If you’ve built a random forest model to predict NBA outcomes and found player salary overwhelming every other feature—points, rebounds, assists, advanced metrics—you’ve hit a classic, frustrating wall in sports analytics. It’s a signal that your model has found a powerful, but ultimately superficial, correlation. In my work with MLB data, we see analogous issues where a model might latch onto a team's payroll as the primary driver of wins, ignoring the nuanced player contributions that the payroll is supposed to enable. The core of the problem isn't your algorithm; it's the conceptual framework of your features and the market forces they represent.
The situation you’re facing is precisely the problem Moneyball sought to solve. As chronicled in the book, the Oakland A's of the early 2000s operated under a fundamental constraint: they couldn't compete on salary. Their entire strategy became about identifying players who were "undervalued in the market"—those whose on-field contributions, measured by specific statistics, far exceeded their cost. If Billy Beane's front office had built a model where salary was the dominant feature, they would have concluded that winning was impossible for them. Instead, they had to deconstruct why salary correlated with success and find the underlying performance drivers that salary was meant to approximate, often poorly.
Your random forest is doing what it's designed to do: find the strongest predictor. In a league with a soft salary cap and max contracts, salary is a direct proxy for a combination of perceived talent, past performance, marketability, and contractual timing. A 2023 analysis of NBA roster construction showed that for playoff teams, the correlation coefficient between total team salary and regular season wins was 0.68, a strong but far from perfect relationship. The model sees this clean, high-magnitude numeric feature and uses it as a crutch, effectively learning that "teams that pay more, win more," which is a business insight, not a basketball one.
The technical reason salary dominates is often a combination of scale, multicollinearity, and data leakage. Player salary is typically reported in millions of dollars (e.g., $32.5M), while a stat like Player Efficiency Rating (PER) might be in the 15-30 range. Even with scaling, salary has a direct, linear relationship with team success that is easier for the tree splits to capture than the complex, non-linear interactions of on-court stats. Furthermore, salary is highly collinear with many performance metrics—star players who score a lot usually get paid a lot. The model can't disentangle the cause and effect.
More subtly, there can be a form of temporal data leakage. You might be training on a season's outcomes (wins) using that season's performance stats, but the salary data is from the start of that season, which is based on contracts signed based on performance in previous seasons. The salary feature thus carries a smoothed, lagging indicator of past performance, which can be surprisingly predictive. It's not just measuring current value; it's measuring the market's historical valuation.

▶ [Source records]
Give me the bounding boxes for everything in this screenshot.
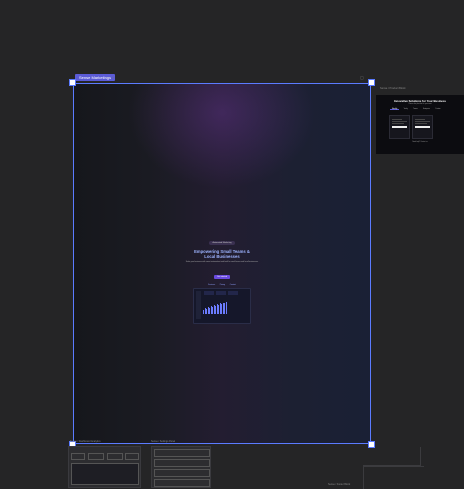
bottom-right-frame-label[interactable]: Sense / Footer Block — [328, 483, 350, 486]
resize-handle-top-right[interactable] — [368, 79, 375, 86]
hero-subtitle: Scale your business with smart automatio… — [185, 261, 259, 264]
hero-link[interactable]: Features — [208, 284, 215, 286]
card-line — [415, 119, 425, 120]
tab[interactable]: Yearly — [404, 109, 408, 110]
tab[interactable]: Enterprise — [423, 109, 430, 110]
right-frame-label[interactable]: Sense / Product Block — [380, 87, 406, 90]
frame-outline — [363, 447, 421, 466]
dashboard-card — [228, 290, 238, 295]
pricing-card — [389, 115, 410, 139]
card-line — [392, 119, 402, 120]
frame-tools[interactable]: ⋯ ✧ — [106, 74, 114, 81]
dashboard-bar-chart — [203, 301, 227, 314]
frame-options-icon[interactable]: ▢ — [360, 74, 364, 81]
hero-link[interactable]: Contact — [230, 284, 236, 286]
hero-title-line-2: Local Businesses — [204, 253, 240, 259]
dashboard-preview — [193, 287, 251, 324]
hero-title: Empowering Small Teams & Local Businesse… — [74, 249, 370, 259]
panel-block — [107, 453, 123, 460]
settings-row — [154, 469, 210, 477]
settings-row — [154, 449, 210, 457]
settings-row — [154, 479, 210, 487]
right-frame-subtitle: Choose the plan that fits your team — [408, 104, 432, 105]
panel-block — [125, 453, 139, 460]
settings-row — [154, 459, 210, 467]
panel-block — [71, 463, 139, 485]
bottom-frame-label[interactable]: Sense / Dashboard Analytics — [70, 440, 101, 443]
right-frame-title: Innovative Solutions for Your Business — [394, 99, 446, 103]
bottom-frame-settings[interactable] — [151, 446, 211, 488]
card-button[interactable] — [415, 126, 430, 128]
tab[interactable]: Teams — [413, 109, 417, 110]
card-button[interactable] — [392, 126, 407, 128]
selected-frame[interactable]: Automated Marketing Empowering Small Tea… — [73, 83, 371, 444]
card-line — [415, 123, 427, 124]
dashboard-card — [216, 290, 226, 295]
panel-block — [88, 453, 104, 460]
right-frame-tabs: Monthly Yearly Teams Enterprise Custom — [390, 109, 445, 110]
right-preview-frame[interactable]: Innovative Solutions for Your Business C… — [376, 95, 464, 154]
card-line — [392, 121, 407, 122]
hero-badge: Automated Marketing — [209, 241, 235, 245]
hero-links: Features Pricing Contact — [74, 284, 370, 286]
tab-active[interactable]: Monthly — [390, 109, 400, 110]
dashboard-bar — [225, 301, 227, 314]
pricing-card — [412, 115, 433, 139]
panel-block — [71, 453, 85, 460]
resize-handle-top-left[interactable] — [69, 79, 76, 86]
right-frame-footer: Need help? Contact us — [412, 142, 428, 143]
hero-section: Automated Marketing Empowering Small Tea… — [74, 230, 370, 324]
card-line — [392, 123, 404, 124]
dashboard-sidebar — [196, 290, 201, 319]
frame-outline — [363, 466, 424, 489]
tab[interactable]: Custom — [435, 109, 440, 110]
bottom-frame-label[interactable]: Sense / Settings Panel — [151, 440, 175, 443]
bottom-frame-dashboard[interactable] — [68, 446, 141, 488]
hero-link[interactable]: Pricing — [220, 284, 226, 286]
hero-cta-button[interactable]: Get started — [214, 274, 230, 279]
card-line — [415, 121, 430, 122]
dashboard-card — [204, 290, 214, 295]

▶ [Task instructions]
Quote the passage on player salary in NBA prediction models word for word, between "If you’ve built" and "forces they represent.", inclusive.

▶ [In response]
If you’ve built a random forest model to predict NBA outcomes and found player salary overwhelming every other feature—points, rebounds, assists, advanced metrics—you’ve hit a classic, frustrating wall in sports analytics. It’s a signal that your model has found a powerful, but ultimately superficial, correlation. In my work with MLB data, we see analogous issues where a model might latch onto a team's payroll as the primary driver of wins, ignoring the nuanced player contributions that the payroll is supposed to enable. The core of the problem isn't your algorithm; it's the conceptual framework of your features and the market forces they represent.